* _Record list_

- - -

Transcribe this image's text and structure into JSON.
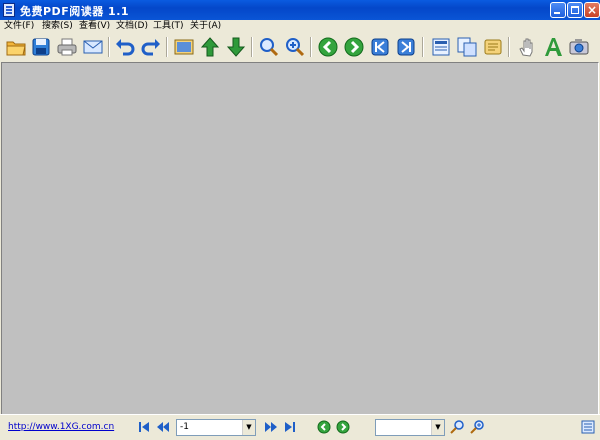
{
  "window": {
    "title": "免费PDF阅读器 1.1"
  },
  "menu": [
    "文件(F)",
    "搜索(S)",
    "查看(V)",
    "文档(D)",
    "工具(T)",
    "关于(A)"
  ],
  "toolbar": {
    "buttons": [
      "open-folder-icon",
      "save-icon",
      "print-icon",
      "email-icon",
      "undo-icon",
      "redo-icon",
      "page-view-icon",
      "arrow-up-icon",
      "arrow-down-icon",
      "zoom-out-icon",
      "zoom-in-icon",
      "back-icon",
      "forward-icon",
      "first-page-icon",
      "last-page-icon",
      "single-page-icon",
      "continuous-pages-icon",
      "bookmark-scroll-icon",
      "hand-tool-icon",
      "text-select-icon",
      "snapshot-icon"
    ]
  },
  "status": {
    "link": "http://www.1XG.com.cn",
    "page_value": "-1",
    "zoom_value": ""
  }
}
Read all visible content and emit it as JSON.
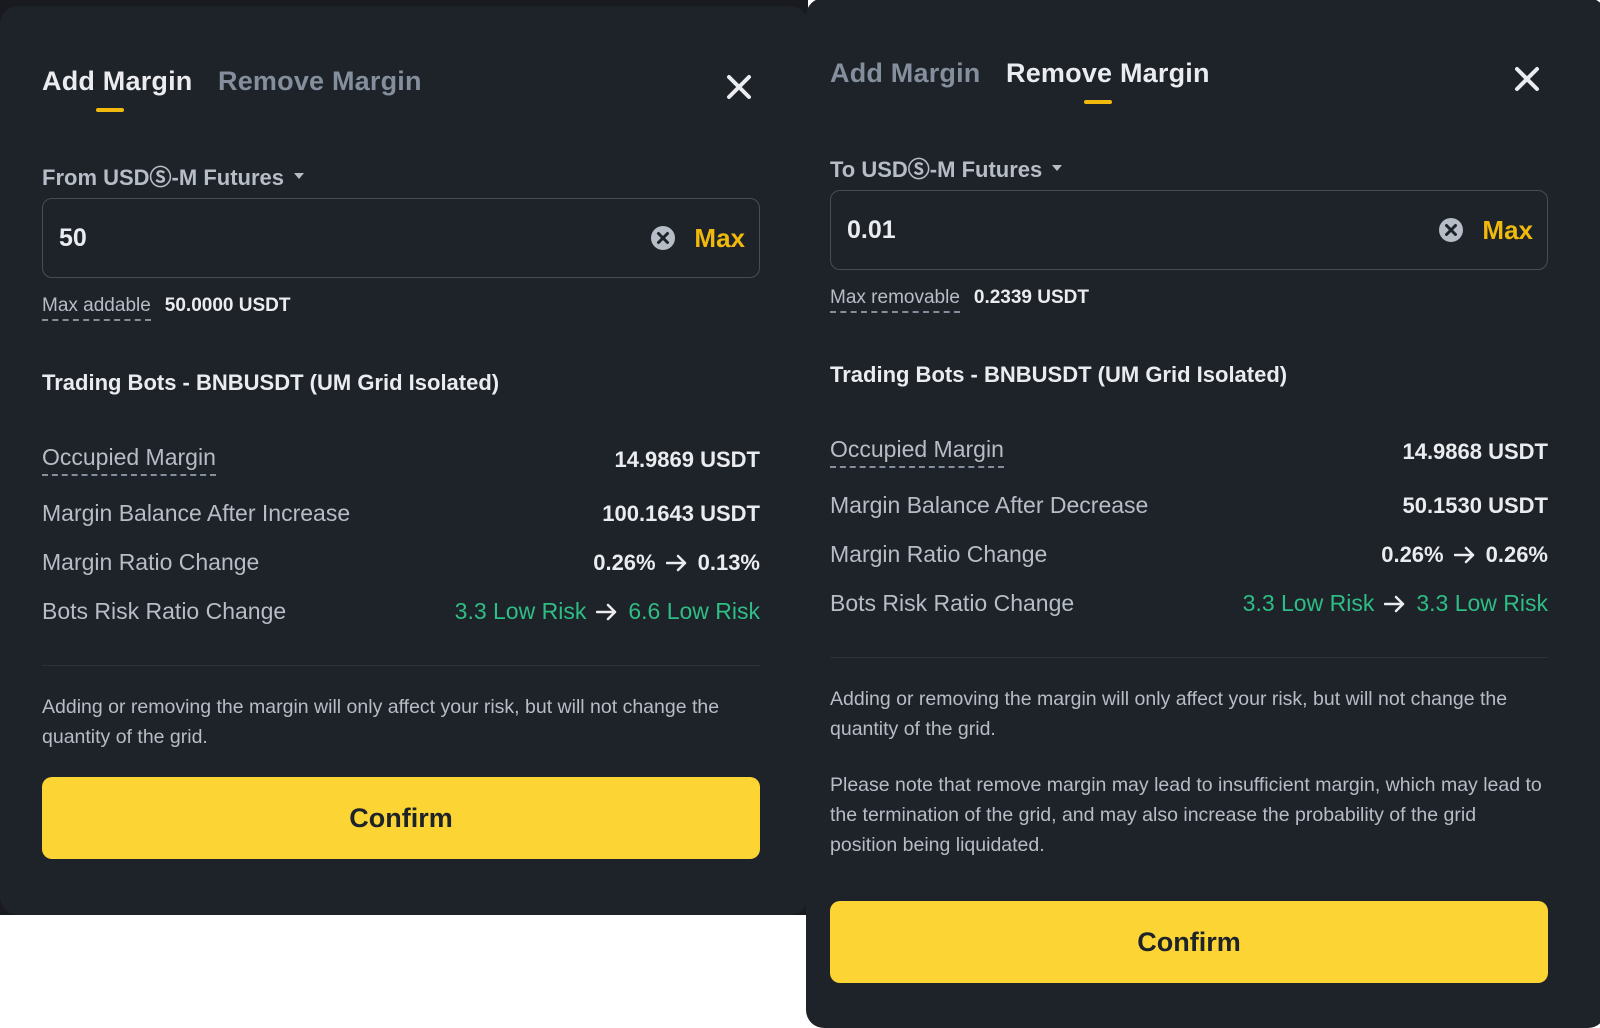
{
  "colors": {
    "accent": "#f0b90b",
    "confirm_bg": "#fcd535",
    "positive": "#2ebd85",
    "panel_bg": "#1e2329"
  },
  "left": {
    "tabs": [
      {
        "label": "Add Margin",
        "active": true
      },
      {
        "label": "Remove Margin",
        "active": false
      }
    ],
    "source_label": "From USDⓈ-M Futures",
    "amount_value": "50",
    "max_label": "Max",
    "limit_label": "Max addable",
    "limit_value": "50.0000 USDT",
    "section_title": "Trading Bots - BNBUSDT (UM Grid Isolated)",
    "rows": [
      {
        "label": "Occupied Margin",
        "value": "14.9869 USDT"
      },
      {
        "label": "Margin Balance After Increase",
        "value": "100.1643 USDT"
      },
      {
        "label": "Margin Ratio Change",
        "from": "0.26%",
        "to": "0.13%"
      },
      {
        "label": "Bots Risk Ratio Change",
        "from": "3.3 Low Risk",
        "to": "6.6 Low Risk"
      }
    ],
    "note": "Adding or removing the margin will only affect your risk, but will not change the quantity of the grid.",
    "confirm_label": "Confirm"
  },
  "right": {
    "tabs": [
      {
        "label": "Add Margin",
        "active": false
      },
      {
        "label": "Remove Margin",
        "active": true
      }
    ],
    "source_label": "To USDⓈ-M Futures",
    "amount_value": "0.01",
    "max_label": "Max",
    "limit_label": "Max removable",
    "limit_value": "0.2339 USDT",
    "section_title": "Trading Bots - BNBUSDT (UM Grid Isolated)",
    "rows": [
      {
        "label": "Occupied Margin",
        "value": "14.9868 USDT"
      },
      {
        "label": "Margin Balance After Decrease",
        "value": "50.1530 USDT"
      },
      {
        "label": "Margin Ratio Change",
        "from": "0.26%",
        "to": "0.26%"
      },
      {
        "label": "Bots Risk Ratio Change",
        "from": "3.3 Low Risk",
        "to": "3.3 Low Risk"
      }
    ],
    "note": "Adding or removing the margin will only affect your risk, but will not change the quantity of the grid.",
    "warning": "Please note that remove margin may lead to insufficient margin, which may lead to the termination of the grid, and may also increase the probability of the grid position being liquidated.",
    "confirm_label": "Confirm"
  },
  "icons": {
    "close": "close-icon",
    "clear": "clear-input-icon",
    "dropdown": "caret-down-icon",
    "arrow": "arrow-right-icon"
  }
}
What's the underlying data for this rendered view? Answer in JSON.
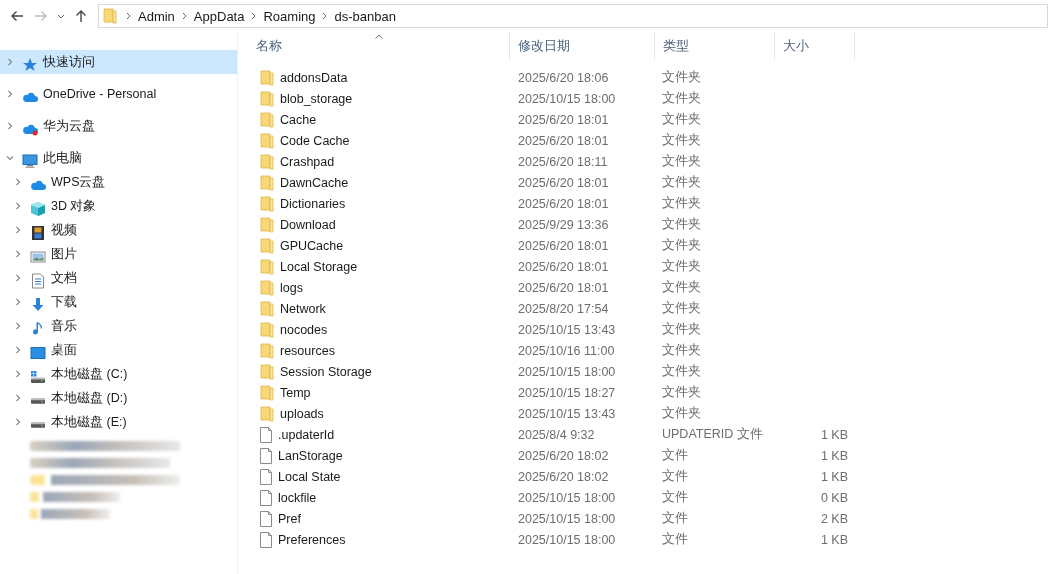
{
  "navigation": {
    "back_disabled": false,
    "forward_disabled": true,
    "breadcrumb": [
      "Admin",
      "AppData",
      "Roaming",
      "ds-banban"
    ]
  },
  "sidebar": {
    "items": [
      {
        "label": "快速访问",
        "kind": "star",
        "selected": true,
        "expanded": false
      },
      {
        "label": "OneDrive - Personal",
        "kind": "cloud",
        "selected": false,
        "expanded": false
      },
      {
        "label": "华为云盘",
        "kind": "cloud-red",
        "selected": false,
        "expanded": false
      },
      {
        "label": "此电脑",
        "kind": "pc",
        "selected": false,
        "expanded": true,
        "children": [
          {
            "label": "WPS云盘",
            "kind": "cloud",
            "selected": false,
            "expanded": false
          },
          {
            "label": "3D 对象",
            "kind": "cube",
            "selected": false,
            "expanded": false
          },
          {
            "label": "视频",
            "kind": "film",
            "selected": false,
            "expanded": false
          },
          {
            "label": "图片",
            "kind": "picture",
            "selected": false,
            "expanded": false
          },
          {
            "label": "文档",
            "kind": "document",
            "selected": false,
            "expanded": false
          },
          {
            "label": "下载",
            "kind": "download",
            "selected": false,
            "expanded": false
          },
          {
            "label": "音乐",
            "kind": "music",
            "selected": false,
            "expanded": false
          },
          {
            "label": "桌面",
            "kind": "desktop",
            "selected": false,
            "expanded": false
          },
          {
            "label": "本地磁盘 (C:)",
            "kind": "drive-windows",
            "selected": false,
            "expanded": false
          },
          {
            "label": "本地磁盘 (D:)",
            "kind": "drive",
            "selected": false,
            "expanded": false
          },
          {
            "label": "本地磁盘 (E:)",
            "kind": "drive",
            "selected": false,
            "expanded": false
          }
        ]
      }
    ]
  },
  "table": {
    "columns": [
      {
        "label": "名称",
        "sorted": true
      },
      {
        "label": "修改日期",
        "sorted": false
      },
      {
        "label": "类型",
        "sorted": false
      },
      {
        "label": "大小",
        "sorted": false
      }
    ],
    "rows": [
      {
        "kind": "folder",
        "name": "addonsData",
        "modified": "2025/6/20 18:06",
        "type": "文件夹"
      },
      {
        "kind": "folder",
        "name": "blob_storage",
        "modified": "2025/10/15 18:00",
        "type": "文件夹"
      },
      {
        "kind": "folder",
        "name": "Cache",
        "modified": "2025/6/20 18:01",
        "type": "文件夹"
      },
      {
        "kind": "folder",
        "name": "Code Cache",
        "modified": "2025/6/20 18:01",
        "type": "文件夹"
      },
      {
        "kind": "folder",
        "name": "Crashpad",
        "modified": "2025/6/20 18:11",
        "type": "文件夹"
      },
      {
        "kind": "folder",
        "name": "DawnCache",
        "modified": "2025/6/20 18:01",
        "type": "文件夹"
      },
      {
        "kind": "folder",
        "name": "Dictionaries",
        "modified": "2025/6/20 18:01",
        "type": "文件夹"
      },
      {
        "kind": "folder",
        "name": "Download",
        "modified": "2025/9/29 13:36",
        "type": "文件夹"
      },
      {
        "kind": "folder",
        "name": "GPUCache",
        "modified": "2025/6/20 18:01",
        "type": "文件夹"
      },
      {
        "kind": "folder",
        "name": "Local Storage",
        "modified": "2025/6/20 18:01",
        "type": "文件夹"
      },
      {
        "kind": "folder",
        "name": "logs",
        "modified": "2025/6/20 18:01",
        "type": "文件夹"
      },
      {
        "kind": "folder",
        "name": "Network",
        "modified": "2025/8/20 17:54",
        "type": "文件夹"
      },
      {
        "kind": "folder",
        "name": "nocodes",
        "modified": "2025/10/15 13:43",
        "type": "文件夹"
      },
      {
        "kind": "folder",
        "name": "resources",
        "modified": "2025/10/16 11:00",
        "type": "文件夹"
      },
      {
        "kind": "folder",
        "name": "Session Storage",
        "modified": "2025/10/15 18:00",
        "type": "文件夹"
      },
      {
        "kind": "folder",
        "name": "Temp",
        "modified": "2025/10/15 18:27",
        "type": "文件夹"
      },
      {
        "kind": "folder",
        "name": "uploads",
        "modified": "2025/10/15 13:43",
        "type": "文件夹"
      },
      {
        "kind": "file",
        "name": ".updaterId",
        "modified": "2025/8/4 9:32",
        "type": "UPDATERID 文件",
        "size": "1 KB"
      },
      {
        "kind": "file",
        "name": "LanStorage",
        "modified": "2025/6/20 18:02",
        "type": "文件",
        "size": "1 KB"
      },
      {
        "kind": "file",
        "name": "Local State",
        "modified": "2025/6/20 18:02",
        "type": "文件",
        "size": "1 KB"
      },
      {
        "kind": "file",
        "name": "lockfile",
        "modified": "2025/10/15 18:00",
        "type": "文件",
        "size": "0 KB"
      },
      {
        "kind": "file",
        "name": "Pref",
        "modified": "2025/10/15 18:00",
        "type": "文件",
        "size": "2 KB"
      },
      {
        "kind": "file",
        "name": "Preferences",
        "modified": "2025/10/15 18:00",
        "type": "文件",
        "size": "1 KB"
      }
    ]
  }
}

- - -

* _Task instructions_
Copy every line of the records above that holds the word "this".

* _Full solution_
Transcribe this image's text and structure into JSON.
What's the underlying data for this rendered view? Answer in JSON.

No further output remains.